■ EXCERPTED RECORDS
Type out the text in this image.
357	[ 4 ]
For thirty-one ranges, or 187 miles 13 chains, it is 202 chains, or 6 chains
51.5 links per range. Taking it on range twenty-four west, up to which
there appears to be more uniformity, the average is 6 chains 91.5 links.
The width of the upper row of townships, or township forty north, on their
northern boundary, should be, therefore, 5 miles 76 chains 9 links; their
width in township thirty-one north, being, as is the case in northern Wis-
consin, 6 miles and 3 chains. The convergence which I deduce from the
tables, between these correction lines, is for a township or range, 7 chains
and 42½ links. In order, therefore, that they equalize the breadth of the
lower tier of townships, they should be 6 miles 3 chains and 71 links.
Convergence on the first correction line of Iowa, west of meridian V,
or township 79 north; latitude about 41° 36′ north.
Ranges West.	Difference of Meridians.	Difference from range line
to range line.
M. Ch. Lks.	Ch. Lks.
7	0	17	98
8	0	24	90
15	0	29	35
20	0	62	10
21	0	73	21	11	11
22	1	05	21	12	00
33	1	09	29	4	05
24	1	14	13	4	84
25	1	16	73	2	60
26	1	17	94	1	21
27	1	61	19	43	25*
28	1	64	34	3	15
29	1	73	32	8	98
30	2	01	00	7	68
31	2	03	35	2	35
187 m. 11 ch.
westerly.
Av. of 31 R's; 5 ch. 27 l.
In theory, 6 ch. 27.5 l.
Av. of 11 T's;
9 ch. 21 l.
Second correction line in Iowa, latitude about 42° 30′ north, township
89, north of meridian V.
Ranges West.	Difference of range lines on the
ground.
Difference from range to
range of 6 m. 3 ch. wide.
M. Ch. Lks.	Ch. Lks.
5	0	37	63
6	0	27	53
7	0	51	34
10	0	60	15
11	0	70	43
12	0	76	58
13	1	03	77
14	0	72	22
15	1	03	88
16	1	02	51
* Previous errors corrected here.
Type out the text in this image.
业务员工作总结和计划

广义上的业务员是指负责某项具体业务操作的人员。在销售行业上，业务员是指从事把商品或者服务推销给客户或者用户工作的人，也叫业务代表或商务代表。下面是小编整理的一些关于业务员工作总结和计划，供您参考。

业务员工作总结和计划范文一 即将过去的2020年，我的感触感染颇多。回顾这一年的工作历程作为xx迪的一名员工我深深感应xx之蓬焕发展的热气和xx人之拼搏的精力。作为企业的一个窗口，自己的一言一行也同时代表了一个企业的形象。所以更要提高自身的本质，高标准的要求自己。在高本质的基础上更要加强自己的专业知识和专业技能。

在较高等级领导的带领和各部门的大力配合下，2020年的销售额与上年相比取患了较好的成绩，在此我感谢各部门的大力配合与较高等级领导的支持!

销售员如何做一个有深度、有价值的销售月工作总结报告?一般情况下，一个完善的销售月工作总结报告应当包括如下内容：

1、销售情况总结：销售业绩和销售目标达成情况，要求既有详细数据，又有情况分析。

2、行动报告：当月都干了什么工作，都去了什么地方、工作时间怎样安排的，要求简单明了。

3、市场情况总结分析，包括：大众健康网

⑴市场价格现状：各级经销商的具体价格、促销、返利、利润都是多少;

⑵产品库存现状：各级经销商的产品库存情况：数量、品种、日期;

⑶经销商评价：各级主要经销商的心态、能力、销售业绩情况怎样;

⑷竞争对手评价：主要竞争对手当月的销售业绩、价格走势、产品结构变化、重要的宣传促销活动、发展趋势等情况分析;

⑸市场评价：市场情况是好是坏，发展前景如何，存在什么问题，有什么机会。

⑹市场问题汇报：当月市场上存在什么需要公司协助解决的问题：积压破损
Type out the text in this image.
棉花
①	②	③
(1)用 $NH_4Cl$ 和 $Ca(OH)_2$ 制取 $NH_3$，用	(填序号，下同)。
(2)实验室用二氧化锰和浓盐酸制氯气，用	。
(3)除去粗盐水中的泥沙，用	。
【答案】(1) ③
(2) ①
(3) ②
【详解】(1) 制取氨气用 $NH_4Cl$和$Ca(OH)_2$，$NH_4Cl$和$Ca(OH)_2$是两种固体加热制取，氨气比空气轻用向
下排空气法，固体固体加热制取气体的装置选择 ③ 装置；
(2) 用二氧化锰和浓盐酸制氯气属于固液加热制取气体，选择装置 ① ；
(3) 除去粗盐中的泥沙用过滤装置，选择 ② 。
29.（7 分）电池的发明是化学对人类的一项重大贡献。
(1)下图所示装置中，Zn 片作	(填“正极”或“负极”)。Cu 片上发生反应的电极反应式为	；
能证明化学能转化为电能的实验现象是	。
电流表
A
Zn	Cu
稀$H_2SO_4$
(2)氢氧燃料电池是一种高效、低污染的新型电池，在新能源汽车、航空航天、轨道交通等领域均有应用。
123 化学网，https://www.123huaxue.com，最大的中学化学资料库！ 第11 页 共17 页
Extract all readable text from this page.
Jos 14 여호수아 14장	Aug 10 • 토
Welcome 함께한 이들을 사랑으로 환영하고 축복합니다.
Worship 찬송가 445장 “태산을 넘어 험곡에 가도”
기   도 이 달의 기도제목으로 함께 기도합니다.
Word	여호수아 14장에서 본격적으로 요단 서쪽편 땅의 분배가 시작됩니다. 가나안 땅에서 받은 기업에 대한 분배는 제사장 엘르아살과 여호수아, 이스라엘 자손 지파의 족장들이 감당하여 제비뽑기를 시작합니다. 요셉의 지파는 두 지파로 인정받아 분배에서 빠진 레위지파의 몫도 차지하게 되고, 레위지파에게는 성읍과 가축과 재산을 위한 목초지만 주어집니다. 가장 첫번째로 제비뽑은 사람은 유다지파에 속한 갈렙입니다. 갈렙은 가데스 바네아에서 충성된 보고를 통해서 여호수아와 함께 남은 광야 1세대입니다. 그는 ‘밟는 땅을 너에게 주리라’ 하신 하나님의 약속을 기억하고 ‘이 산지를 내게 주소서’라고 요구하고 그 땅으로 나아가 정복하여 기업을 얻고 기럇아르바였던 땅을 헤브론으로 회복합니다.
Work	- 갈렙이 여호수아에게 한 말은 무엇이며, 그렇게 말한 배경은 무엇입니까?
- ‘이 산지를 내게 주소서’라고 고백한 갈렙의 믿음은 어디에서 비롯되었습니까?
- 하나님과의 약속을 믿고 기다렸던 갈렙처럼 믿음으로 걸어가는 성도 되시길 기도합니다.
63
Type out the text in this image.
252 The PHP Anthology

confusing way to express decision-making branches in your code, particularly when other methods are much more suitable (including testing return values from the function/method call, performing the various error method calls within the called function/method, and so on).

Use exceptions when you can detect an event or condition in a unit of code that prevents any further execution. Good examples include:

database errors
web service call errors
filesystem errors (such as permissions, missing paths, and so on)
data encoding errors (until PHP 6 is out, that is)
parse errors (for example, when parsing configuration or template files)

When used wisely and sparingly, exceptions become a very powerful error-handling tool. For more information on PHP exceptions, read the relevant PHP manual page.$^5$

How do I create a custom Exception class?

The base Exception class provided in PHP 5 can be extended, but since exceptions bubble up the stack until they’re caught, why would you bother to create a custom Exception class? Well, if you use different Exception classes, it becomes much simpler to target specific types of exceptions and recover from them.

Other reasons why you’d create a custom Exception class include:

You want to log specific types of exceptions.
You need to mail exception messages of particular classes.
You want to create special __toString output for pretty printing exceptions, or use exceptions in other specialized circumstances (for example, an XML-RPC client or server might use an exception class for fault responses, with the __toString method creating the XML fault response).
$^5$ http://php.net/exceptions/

■ THE PROBLEM
Give all of the entries again, word for word.

■ FULL RESPONSE
Type out the text in this image.
357	[ 4 ]
For thirty-one ranges, or 187 miles 13 chains, it is 202 chains, or 6 chains
51.5 links per range. Taking it on range twenty-four west, up to which
there appears to be more uniformity, the average is 6 chains 91.5 links.
The width of the upper row of townships, or township forty north, on their
northern boundary, should be, therefore, 5 miles 76 chains 9 links; their
width in township thirty-one north, being, as is the case in northern Wis-
consin, 6 miles and 3 chains. The convergence which I deduce from the
tables, between these correction lines, is for a township or range, 7 chains
and 42½ links. In order, therefore, that they equalize the breadth of the
lower tier of townships, they should be 6 miles 3 chains and 71 links.
Convergence on the first correction line of Iowa, west of meridian V,
or township 79 north; latitude about 41° 36′ north.
Ranges West.	Difference of Meridians.	Difference from range line
to range line.
M. Ch. Lks.	Ch. Lks.
7	0	17	98
8	0	24	90
15	0	29	35
20	0	62	10
21	0	73	21	11	11
22	1	05	21	12	00
33	1	09	29	4	05
24	1	14	13	4	84
25	1	16	73	2	60
26	1	17	94	1	21
27	1	61	19	43	25*
28	1	64	34	3	15
29	1	73	32	8	98
30	2	01	00	7	68
31	2	03	35	2	35
187 m. 11 ch.
westerly.
Av. of 31 R's; 5 ch. 27 l.
In theory, 6 ch. 27.5 l.
Av. of 11 T's;
9 ch. 21 l.
Second correction line in Iowa, latitude about 42° 30′ north, township
89, north of meridian V.
Ranges West.	Difference of range lines on the
ground.
Difference from range to
range of 6 m. 3 ch. wide.
M. Ch. Lks.	Ch. Lks.
5	0	37	63
6	0	27	53
7	0	51	34
10	0	60	15
11	0	70	43
12	0	76	58
13	1	03	77
14	0	72	22
15	1	03	88
16	1	02	51
* Previous errors corrected here.
Type out the text in this image.
业务员工作总结和计划

广义上的业务员是指负责某项具体业务操作的人员。在销售行业上，业务员是指从事把商品或者服务推销给客户或者用户工作的人，也叫业务代表或商务代表。下面是小编整理的一些关于业务员工作总结和计划，供您参考。

业务员工作总结和计划范文一 即将过去的2020年，我的感触感染颇多。回顾这一年的工作历程作为xx迪的一名员工我深深感应xx之蓬焕发展的热气和xx人之拼搏的精力。作为企业的一个窗口，自己的一言一行也同时代表了一个企业的形象。所以更要提高自身的本质，高标准的要求自己。在高本质的基础上更要加强自己的专业知识和专业技能。

在较高等级领导的带领和各部门的大力配合下，2020年的销售额与上年相比取患了较好的成绩，在此我感谢各部门的大力配合与较高等级领导的支持!

销售员如何做一个有深度、有价值的销售月工作总结报告?一般情况下，一个完善的销售月工作总结报告应当包括如下内容：

1、销售情况总结：销售业绩和销售目标达成情况，要求既有详细数据，又有情况分析。

2、行动报告：当月都干了什么工作，都去了什么地方、工作时间怎样安排的，要求简单明了。

3、市场情况总结分析，包括：大众健康网

⑴市场价格现状：各级经销商的具体价格、促销、返利、利润都是多少;

⑵产品库存现状：各级经销商的产品库存情况：数量、品种、日期;

⑶经销商评价：各级主要经销商的心态、能力、销售业绩情况怎样;

⑷竞争对手评价：主要竞争对手当月的销售业绩、价格走势、产品结构变化、重要的宣传促销活动、发展趋势等情况分析;

⑸市场评价：市场情况是好是坏，发展前景如何，存在什么问题，有什么机会。

⑹市场问题汇报：当月市场上存在什么需要公司协助解决的问题：积压破损
Type out the text in this image.
棉花
①	②	③
(1)用 $NH_4Cl$ 和 $Ca(OH)_2$ 制取 $NH_3$，用	(填序号，下同)。
(2)实验室用二氧化锰和浓盐酸制氯气，用	。
(3)除去粗盐水中的泥沙，用	。
【答案】(1) ③
(2) ①
(3) ②
【详解】(1) 制取氨气用 $NH_4Cl$和$Ca(OH)_2$，$NH_4Cl$和$Ca(OH)_2$是两种固体加热制取，氨气比空气轻用向
下排空气法，固体固体加热制取气体的装置选择 ③ 装置；
(2) 用二氧化锰和浓盐酸制氯气属于固液加热制取气体，选择装置 ① ；
(3) 除去粗盐中的泥沙用过滤装置，选择 ② 。
29.（7 分）电池的发明是化学对人类的一项重大贡献。
(1)下图所示装置中，Zn 片作	(填“正极”或“负极”)。Cu 片上发生反应的电极反应式为	；
能证明化学能转化为电能的实验现象是	。
电流表
A
Zn	Cu
稀$H_2SO_4$
(2)氢氧燃料电池是一种高效、低污染的新型电池，在新能源汽车、航空航天、轨道交通等领域均有应用。
123 化学网，https://www.123huaxue.com，最大的中学化学资料库！ 第11 页 共17 页
Extract all readable text from this page.
Jos 14 여호수아 14장	Aug 10 • 토
Welcome 함께한 이들을 사랑으로 환영하고 축복합니다.
Worship 찬송가 445장 “태산을 넘어 험곡에 가도”
기   도 이 달의 기도제목으로 함께 기도합니다.
Word	여호수아 14장에서 본격적으로 요단 서쪽편 땅의 분배가 시작됩니다. 가나안 땅에서 받은 기업에 대한 분배는 제사장 엘르아살과 여호수아, 이스라엘 자손 지파의 족장들이 감당하여 제비뽑기를 시작합니다. 요셉의 지파는 두 지파로 인정받아 분배에서 빠진 레위지파의 몫도 차지하게 되고, 레위지파에게는 성읍과 가축과 재산을 위한 목초지만 주어집니다. 가장 첫번째로 제비뽑은 사람은 유다지파에 속한 갈렙입니다. 갈렙은 가데스 바네아에서 충성된 보고를 통해서 여호수아와 함께 남은 광야 1세대입니다. 그는 ‘밟는 땅을 너에게 주리라’ 하신 하나님의 약속을 기억하고 ‘이 산지를 내게 주소서’라고 요구하고 그 땅으로 나아가 정복하여 기업을 얻고 기럇아르바였던 땅을 헤브론으로 회복합니다.
Work	- 갈렙이 여호수아에게 한 말은 무엇이며, 그렇게 말한 배경은 무엇입니까?
- ‘이 산지를 내게 주소서’라고 고백한 갈렙의 믿음은 어디에서 비롯되었습니까?
- 하나님과의 약속을 믿고 기다렸던 갈렙처럼 믿음으로 걸어가는 성도 되시길 기도합니다.
63
Type out the text in this image.
252 The PHP Anthology

confusing way to express decision-making branches in your code, particularly when other methods are much more suitable (including testing return values from the function/method call, performing the various error method calls within the called function/method, and so on).

Use exceptions when you can detect an event or condition in a unit of code that prevents any further execution. Good examples include:

database errors
web service call errors
filesystem errors (such as permissions, missing paths, and so on)
data encoding errors (until PHP 6 is out, that is)
parse errors (for example, when parsing configuration or template files)

When used wisely and sparingly, exceptions become a very powerful error-handling tool. For more information on PHP exceptions, read the relevant PHP manual page.$^5$

How do I create a custom Exception class?

The base Exception class provided in PHP 5 can be extended, but since exceptions bubble up the stack until they’re caught, why would you bother to create a custom Exception class? Well, if you use different Exception classes, it becomes much simpler to target specific types of exceptions and recover from them.

Other reasons why you’d create a custom Exception class include:

You want to log specific types of exceptions.
You need to mail exception messages of particular classes.
You want to create special __toString output for pretty printing exceptions, or use exceptions in other specialized circumstances (for example, an XML-RPC client or server might use an exception class for fault responses, with the __toString method creating the XML fault response).
$^5$ http://php.net/exceptions/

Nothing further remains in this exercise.